---------- PASSAGE
= Hyde Park Blues =

Hyde Park Blues was an early twentieth century U.S. soccer team. Hyde Park Blues were an ethnically British team which played in the Association Football League of Chicago (AFLC) before moving to the Chicago Soccer League.

==History==
In 1904, Hyde Park Blues were an inaugural member of the newly-established AFLC, winning their first match 6–4 against the Wanderers.

They won the spring season, edging out Pullman F.C. In the fall 1904 season, they finished 9-0-1, taking the league title for a second consecutive time. They had their greatest success between 1910 and 1913. During those years, they won two league championships, one Peel Cup and one league cup (Jackson Cup). They finished at the bottom of the standings in 1915-1916 and disappeared from view.
--------------------
---------- DATA SECTION
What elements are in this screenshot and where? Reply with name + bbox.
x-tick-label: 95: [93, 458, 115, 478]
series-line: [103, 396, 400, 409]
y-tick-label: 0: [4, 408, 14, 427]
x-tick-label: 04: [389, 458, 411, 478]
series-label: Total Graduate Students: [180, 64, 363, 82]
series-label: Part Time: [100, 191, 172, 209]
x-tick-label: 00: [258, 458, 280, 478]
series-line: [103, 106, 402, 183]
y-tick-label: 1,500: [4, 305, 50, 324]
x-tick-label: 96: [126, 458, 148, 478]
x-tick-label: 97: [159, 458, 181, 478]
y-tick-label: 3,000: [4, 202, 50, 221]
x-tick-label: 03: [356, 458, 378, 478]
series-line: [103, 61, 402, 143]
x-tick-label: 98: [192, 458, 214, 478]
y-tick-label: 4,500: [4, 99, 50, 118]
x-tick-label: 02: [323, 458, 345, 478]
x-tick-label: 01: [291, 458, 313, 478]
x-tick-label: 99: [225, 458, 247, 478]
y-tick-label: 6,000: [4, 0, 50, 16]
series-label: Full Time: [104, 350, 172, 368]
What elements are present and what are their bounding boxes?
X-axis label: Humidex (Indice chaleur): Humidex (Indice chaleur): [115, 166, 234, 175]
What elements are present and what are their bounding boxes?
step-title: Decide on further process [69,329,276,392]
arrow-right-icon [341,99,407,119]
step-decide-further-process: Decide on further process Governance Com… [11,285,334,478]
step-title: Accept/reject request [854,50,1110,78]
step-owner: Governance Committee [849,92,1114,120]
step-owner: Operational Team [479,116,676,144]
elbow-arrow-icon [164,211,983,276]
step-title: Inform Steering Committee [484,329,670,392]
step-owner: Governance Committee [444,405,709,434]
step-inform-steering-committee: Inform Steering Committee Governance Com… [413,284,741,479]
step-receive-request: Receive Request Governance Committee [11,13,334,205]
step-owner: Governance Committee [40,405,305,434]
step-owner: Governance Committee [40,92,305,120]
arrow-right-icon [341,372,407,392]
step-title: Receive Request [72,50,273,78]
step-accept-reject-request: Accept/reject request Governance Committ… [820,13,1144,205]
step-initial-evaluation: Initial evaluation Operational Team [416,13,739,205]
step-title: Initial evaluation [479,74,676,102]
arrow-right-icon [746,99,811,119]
--------------------
YOUR OBJECTIVE: Rewrite the Hyde Park Blues text from the words "They won the" through "disappeared from view.", using "straight" in place of "consecutive". Rely on nothing but the Hyde Park Blues text.

RESPONSE TO THE EXERCISE:
They won the spring season, edging out Pullman F.C. In the fall 1904 season, they finished 9-0-1, taking the league title for a second straight time. They had their greatest success between 1910 and 1913. During those years, they won two league championships, one Peel Cup and one league cup (Jackson Cup). They finished at the bottom of the standings in 1915-1916 and disappeared from view.